===== Listing

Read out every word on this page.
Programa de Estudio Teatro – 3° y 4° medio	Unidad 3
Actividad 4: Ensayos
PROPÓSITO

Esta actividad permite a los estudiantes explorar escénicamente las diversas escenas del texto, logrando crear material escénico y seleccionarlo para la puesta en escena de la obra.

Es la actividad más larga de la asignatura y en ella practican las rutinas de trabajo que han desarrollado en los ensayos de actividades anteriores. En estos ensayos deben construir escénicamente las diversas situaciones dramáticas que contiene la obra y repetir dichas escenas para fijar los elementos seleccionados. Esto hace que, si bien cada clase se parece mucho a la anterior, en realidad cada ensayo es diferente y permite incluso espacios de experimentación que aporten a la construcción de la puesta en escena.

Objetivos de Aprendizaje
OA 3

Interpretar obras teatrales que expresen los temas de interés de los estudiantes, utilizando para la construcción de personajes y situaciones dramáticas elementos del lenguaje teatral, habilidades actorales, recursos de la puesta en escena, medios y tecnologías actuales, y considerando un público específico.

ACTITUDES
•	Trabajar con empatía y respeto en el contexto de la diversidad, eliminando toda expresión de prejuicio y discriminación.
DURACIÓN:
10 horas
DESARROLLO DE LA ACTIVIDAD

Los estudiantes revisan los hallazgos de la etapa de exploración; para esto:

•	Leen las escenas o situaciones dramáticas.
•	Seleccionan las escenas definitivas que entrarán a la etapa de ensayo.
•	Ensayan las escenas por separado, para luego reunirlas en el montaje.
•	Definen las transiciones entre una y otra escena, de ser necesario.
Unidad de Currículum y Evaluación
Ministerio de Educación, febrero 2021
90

==========

## [Requirement]
Look for the word "etapa" in every line of the listing and copy the lines that have it.

## [Reply]
Los estudiantes revisan los hallazgos de la etapa de exploración; para esto:
•	Seleccionan las escenas definitivas que entrarán a la etapa de ensayo.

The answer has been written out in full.